Each record needs to be echoed exactly; can you do that?

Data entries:
================================

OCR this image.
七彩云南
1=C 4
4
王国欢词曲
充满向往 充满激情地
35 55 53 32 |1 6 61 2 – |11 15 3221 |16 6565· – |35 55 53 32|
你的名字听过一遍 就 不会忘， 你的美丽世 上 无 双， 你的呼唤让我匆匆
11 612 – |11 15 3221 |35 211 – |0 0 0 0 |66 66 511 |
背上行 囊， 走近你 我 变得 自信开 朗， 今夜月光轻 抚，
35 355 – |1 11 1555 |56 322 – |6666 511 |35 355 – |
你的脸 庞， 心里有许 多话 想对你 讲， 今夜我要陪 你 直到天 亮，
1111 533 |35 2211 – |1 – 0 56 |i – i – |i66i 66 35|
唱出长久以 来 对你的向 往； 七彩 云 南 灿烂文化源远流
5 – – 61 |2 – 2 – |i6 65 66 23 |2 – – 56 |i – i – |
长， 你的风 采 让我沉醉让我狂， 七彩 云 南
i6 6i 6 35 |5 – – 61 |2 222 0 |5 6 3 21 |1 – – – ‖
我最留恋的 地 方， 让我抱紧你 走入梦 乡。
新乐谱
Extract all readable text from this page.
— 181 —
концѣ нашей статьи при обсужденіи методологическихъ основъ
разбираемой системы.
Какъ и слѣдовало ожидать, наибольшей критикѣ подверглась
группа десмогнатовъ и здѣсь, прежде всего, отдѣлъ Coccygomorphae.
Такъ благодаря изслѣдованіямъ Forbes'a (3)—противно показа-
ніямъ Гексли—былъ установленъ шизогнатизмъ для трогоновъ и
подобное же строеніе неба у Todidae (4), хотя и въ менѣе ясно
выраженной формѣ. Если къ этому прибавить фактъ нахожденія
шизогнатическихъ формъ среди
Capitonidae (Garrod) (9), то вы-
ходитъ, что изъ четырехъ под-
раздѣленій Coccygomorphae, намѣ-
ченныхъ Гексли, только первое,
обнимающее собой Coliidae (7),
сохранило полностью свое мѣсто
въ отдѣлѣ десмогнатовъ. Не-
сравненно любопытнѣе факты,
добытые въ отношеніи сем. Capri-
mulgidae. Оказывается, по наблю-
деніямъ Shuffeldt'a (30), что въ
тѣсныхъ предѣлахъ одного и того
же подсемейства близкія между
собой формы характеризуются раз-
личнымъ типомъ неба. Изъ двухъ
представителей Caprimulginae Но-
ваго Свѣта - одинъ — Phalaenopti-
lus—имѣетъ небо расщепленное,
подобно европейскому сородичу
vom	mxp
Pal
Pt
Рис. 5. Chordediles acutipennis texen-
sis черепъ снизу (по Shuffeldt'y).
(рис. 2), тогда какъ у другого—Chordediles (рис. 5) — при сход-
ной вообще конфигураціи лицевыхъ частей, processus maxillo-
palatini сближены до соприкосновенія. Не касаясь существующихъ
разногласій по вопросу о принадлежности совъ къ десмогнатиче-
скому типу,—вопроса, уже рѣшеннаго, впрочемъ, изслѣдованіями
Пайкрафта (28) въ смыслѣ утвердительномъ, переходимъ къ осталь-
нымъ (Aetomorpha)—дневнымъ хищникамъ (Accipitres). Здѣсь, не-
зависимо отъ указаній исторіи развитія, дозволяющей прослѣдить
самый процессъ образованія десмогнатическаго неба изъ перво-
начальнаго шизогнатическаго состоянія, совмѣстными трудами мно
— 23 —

================================

CORRECT RESPONSE -
OCR this image.
七彩云南
1=C 4
4
王国欢词曲
充满向往 充满激情地
35 55 53 32 |1 6 61 2 – |11 15 3221 |16 6565· – |35 55 53 32|
你的名字听过一遍 就 不会忘， 你的美丽世 上 无 双， 你的呼唤让我匆匆
11 612 – |11 15 3221 |35 211 – |0 0 0 0 |66 66 511 |
背上行 囊， 走近你 我 变得 自信开 朗， 今夜月光轻 抚，
35 355 – |1 11 1555 |56 322 – |6666 511 |35 355 – |
你的脸 庞， 心里有许 多话 想对你 讲， 今夜我要陪 你 直到天 亮，
1111 533 |35 2211 – |1 – 0 56 |i – i – |i66i 66 35|
唱出长久以 来 对你的向 往； 七彩 云 南 灿烂文化源远流
5 – – 61 |2 – 2 – |i6 65 66 23 |2 – – 56 |i – i – |
长， 你的风 采 让我沉醉让我狂， 七彩 云 南
i6 6i 6 35 |5 – – 61 |2 222 0 |5 6 3 21 |1 – – – ‖
我最留恋的 地 方， 让我抱紧你 走入梦 乡。
新乐谱
Extract all readable text from this page.
— 181 —
концѣ нашей статьи при обсужденіи методологическихъ основъ
разбираемой системы.
Какъ и слѣдовало ожидать, наибольшей критикѣ подверглась
группа десмогнатовъ и здѣсь, прежде всего, отдѣлъ Coccygomorphae.
Такъ благодаря изслѣдованіямъ Forbes'a (3)—противно показа-
ніямъ Гексли—былъ установленъ шизогнатизмъ для трогоновъ и
подобное же строеніе неба у Todidae (4), хотя и въ менѣе ясно
выраженной формѣ. Если къ этому прибавить фактъ нахожденія
шизогнатическихъ формъ среди
Capitonidae (Garrod) (9), то вы-
ходитъ, что изъ четырехъ под-
раздѣленій Coccygomorphae, намѣ-
ченныхъ Гексли, только первое,
обнимающее собой Coliidae (7),
сохранило полностью свое мѣсто
въ отдѣлѣ десмогнатовъ. Не-
сравненно любопытнѣе факты,
добытые въ отношеніи сем. Capri-
mulgidae. Оказывается, по наблю-
деніямъ Shuffeldt'a (30), что въ
тѣсныхъ предѣлахъ одного и того
же подсемейства близкія между
собой формы характеризуются раз-
личнымъ типомъ неба. Изъ двухъ
представителей Caprimulginae Но-
ваго Свѣта - одинъ — Phalaenopti-
lus—имѣетъ небо расщепленное,
подобно европейскому сородичу
vom	mxp
Pal
Pt
Рис. 5. Chordediles acutipennis texen-
sis черепъ снизу (по Shuffeldt'y).
(рис. 2), тогда какъ у другого—Chordediles (рис. 5) — при сход-
ной вообще конфигураціи лицевыхъ частей, processus maxillo-
palatini сближены до соприкосновенія. Не касаясь существующихъ
разногласій по вопросу о принадлежности совъ къ десмогнатиче-
скому типу,—вопроса, уже рѣшеннаго, впрочемъ, изслѣдованіями
Пайкрафта (28) въ смыслѣ утвердительномъ, переходимъ къ осталь-
нымъ (Aetomorpha)—дневнымъ хищникамъ (Accipitres). Здѣсь, не-
зависимо отъ указаній исторіи развитія, дозволяющей прослѣдить
самый процессъ образованія десмогнатическаго неба изъ перво-
начальнаго шизогнатическаго состоянія, совмѣстными трудами мно
— 23 —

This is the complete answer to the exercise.